### Required work
Find how many lines in the entries below carry the word "models" and answer with only that figure.

[Start of Attachment]

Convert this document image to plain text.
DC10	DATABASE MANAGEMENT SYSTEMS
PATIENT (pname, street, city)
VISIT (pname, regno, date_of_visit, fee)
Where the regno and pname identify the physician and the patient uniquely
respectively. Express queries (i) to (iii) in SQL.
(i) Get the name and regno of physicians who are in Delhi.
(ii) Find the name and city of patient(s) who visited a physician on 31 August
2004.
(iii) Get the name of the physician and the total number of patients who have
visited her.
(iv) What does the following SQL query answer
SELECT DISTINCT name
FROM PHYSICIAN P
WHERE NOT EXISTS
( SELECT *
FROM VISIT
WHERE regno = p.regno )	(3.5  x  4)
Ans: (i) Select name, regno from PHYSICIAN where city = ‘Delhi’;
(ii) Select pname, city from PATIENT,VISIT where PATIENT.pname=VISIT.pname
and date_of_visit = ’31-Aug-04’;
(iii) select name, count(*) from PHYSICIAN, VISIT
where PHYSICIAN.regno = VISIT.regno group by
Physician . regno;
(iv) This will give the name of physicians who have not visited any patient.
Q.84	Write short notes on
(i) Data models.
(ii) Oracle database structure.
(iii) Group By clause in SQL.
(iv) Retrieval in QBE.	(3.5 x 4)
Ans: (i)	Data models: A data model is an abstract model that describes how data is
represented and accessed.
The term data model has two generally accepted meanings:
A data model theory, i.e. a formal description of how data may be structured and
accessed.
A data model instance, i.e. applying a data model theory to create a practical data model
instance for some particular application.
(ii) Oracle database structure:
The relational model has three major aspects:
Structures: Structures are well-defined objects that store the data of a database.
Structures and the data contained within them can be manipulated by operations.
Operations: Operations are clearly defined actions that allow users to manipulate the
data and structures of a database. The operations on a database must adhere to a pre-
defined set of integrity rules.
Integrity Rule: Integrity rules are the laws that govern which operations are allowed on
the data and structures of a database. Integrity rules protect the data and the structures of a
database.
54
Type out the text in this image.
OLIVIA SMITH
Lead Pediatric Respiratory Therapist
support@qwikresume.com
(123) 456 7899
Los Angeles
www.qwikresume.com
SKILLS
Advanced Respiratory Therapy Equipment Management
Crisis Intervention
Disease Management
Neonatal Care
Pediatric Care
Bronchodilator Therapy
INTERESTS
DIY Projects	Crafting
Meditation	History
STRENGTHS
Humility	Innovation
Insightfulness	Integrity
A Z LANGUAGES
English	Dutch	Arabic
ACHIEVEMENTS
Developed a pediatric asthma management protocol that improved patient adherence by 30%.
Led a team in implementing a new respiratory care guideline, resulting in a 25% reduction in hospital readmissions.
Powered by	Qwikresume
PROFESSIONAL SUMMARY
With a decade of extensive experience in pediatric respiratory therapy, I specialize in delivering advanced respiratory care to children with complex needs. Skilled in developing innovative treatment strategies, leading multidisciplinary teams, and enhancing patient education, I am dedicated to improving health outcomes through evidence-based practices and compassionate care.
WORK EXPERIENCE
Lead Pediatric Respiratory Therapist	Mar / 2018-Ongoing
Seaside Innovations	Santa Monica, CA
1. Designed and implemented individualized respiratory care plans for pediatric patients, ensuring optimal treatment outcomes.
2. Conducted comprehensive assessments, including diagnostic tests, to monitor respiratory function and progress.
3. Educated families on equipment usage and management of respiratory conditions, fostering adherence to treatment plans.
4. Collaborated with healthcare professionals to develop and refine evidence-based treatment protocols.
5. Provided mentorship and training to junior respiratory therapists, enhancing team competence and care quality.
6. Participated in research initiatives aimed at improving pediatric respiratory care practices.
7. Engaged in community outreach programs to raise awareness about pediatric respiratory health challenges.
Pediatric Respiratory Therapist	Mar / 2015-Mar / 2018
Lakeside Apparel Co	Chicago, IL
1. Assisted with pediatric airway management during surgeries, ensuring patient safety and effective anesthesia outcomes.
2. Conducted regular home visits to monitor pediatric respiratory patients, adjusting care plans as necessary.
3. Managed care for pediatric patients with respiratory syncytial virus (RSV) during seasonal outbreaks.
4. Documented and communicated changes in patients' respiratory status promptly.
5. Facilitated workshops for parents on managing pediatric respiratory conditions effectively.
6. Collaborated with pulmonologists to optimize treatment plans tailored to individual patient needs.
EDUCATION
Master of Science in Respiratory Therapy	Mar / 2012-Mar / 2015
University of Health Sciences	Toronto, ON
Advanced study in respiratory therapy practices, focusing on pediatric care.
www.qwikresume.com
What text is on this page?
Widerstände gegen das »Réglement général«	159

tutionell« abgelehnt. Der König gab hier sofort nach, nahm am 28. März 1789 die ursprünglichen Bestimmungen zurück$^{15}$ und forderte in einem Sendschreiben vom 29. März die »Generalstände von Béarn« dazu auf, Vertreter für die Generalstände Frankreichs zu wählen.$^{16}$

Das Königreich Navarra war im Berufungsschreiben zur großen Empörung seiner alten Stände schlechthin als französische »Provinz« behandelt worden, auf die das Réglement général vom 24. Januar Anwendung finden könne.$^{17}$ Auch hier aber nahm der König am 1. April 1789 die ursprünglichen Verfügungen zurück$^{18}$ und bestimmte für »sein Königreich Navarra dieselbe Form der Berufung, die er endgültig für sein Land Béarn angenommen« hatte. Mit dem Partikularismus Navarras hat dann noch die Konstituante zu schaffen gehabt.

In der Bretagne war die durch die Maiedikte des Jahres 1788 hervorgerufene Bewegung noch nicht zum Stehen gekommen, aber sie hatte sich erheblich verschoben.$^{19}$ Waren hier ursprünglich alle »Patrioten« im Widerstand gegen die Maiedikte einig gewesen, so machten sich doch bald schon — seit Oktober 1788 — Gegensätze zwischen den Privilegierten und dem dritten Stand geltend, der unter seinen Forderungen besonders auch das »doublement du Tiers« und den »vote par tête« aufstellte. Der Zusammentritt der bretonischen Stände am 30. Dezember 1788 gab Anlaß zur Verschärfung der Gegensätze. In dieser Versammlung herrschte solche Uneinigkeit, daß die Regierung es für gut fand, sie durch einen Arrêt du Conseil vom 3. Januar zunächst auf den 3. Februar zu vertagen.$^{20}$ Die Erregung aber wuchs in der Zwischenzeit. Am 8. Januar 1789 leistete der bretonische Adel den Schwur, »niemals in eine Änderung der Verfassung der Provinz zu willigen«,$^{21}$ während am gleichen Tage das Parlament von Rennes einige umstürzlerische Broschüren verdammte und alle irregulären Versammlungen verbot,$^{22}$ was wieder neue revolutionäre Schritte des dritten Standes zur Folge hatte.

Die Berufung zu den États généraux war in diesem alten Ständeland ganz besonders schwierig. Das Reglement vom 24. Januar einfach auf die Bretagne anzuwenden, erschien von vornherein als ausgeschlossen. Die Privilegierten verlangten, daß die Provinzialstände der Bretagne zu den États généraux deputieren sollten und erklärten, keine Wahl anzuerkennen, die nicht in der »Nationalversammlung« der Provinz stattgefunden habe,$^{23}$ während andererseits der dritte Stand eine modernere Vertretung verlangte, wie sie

[End of Attachment]

### Result of the task
2